## Begin

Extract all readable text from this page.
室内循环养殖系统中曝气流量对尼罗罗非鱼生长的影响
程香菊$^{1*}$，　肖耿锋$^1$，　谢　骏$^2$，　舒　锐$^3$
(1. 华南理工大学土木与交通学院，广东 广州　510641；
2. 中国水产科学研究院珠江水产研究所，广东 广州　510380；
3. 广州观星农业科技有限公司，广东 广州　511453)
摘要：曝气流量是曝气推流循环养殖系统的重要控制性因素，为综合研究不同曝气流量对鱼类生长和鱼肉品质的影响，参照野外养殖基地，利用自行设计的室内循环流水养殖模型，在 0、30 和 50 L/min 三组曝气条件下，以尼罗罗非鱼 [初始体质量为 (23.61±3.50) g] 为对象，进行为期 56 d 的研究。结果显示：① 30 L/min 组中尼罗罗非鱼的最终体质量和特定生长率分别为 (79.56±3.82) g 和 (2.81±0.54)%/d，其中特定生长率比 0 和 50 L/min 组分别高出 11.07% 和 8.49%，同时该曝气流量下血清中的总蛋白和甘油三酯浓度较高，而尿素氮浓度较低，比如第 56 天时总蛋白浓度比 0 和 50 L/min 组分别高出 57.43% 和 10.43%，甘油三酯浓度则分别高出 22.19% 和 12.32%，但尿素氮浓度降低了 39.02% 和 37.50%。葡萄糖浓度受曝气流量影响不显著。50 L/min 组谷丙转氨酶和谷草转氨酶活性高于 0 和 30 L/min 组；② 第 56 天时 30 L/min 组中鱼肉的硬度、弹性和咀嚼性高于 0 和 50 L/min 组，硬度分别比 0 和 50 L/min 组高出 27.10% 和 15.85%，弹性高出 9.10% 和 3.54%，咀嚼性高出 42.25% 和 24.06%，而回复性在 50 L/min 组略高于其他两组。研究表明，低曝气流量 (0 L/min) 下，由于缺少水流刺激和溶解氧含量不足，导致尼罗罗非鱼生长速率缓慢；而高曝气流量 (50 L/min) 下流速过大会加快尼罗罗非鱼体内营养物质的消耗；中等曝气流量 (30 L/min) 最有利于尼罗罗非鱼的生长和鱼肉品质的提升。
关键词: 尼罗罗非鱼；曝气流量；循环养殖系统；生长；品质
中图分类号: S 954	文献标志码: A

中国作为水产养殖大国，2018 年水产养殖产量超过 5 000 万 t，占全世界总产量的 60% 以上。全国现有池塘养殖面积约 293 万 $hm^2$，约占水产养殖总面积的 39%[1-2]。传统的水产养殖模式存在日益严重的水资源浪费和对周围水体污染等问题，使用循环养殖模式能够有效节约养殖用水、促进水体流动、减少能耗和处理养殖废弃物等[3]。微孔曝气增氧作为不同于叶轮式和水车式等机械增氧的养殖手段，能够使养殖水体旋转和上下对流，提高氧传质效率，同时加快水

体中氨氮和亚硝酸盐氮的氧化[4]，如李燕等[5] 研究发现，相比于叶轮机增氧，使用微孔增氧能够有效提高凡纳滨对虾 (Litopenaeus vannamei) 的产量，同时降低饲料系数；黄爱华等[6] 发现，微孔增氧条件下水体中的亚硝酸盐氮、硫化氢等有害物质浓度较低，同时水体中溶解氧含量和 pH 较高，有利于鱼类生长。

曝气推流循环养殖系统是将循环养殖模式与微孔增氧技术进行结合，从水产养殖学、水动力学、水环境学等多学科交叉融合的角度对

## End

Write all of the records out again exactly.

**The completed task:**
Extract all readable text from this page.
室内循环养殖系统中曝气流量对尼罗罗非鱼生长的影响
程香菊$^{1*}$，　肖耿锋$^1$，　谢　骏$^2$，　舒　锐$^3$
(1. 华南理工大学土木与交通学院，广东 广州　510641；
2. 中国水产科学研究院珠江水产研究所，广东 广州　510380；
3. 广州观星农业科技有限公司，广东 广州　511453)
摘要：曝气流量是曝气推流循环养殖系统的重要控制性因素，为综合研究不同曝气流量对鱼类生长和鱼肉品质的影响，参照野外养殖基地，利用自行设计的室内循环流水养殖模型，在 0、30 和 50 L/min 三组曝气条件下，以尼罗罗非鱼 [初始体质量为 (23.61±3.50) g] 为对象，进行为期 56 d 的研究。结果显示：① 30 L/min 组中尼罗罗非鱼的最终体质量和特定生长率分别为 (79.56±3.82) g 和 (2.81±0.54)%/d，其中特定生长率比 0 和 50 L/min 组分别高出 11.07% 和 8.49%，同时该曝气流量下血清中的总蛋白和甘油三酯浓度较高，而尿素氮浓度较低，比如第 56 天时总蛋白浓度比 0 和 50 L/min 组分别高出 57.43% 和 10.43%，甘油三酯浓度则分别高出 22.19% 和 12.32%，但尿素氮浓度降低了 39.02% 和 37.50%。葡萄糖浓度受曝气流量影响不显著。50 L/min 组谷丙转氨酶和谷草转氨酶活性高于 0 和 30 L/min 组；② 第 56 天时 30 L/min 组中鱼肉的硬度、弹性和咀嚼性高于 0 和 50 L/min 组，硬度分别比 0 和 50 L/min 组高出 27.10% 和 15.85%，弹性高出 9.10% 和 3.54%，咀嚼性高出 42.25% 和 24.06%，而回复性在 50 L/min 组略高于其他两组。研究表明，低曝气流量 (0 L/min) 下，由于缺少水流刺激和溶解氧含量不足，导致尼罗罗非鱼生长速率缓慢；而高曝气流量 (50 L/min) 下流速过大会加快尼罗罗非鱼体内营养物质的消耗；中等曝气流量 (30 L/min) 最有利于尼罗罗非鱼的生长和鱼肉品质的提升。
关键词: 尼罗罗非鱼；曝气流量；循环养殖系统；生长；品质
中图分类号: S 954	文献标志码: A

中国作为水产养殖大国，2018 年水产养殖产量超过 5 000 万 t，占全世界总产量的 60% 以上。全国现有池塘养殖面积约 293 万 $hm^2$，约占水产养殖总面积的 39%[1-2]。传统的水产养殖模式存在日益严重的水资源浪费和对周围水体污染等问题，使用循环养殖模式能够有效节约养殖用水、促进水体流动、减少能耗和处理养殖废弃物等[3]。微孔曝气增氧作为不同于叶轮式和水车式等机械增氧的养殖手段，能够使养殖水体旋转和上下对流，提高氧传质效率，同时加快水

体中氨氮和亚硝酸盐氮的氧化[4]，如李燕等[5] 研究发现，相比于叶轮机增氧，使用微孔增氧能够有效提高凡纳滨对虾 (Litopenaeus vannamei) 的产量，同时降低饲料系数；黄爱华等[6] 发现，微孔增氧条件下水体中的亚硝酸盐氮、硫化氢等有害物质浓度较低，同时水体中溶解氧含量和 pH 较高，有利于鱼类生长。

曝气推流循环养殖系统是将循环养殖模式与微孔增氧技术进行结合，从水产养殖学、水动力学、水环境学等多学科交叉融合的角度对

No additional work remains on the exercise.